**WHAT TO WORK ON**
• 1. In the post about how many exercises to do per muscle group, which body area is named as benefiting from being hit from different angles?
• 2. Continue the post about how many exercises to do for a muscle group from where it stops.

**TEXT SHOWN**
-------------------------

How many exercises do you do for a muscle group and why?

Going to a gym with many machines and most of them good ones, I think I started doing too many exercises.

Pros:
  • if one machine is occupied, I can easily go to another one.
  • you hit the muscle from different angles (especially on back)
  • the same exercises bocomes not that good after a while.
Cons:
  • I feel like there are too many exercises to deal with and I've seen some videos where the main idea was that "if you get really good at a lift and do it often, you will develop that muscle" - e.g. doing a lot of chinups & stop doing other vertical pulling exercises = you will have a big back
  • harder to take notes and follow progression.
  • something GVS said about doing the same exercise, but with low reps one day and high reps another day. In a way, it feels so different, you feel like you do another exercise when you use high reps vs low reps.

-------------------------

**MATERIAL SUPPLIED**
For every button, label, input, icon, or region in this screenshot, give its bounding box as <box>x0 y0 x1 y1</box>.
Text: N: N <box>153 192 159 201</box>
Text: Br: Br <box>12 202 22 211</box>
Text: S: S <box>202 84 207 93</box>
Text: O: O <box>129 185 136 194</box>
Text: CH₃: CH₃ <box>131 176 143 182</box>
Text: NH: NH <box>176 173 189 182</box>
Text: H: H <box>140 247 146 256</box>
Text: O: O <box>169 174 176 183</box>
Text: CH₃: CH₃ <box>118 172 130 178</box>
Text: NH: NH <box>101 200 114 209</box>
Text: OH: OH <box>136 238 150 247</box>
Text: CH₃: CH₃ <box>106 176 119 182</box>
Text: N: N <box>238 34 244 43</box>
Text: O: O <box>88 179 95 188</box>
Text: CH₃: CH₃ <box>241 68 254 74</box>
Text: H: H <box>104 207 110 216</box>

-------------------------

**ANSWERS**
• 1. The back.

• 2.
I was thinking of switching to only 2 exercises per group (or per movement) - one a free weight, the other one a machine.
  1. Push / 2. Pull / 3. Hinge / 4. Squat
  2. Biceps / 6. Triceps / 7. Delts / 8. Abs
So, how many exercises do you do for a muscle group and why?
 
@orthodox_christian I do a mashup of an upper/lower 4 day split. 5 exercises a day. Each day will start with the compound first.

Like for eg:
- Monday - flat bench
- Tuesday - Barbell Squat
- Thursday - Incline bench
- Friday - RDL, Hack Squat

After those are out of the way, I'll do 4 accessories/isolations. Either machines, dumbbells or weighed calisthenics like pull ups/chin ups for my back.

All in all, each muscle group gets in about 9-12 sets. But I train like a powerlifter on the barbells (either lower reps or my modified 531) and go higher (8-12) reps for everything else. If it becomes too hard to progress on an accessory/isolation, switch to another alternative exercise and get strong at that too. It's just what's worked for me.
 
@orthodox_christian I do a posterior/anterior split 4 days a week. I keep my main lifts (5x5) the same and do minimal tinkering with accessory work. I swap out exercises for similar one in between meso cycles and modify the volume a bit if I want slightly different focus.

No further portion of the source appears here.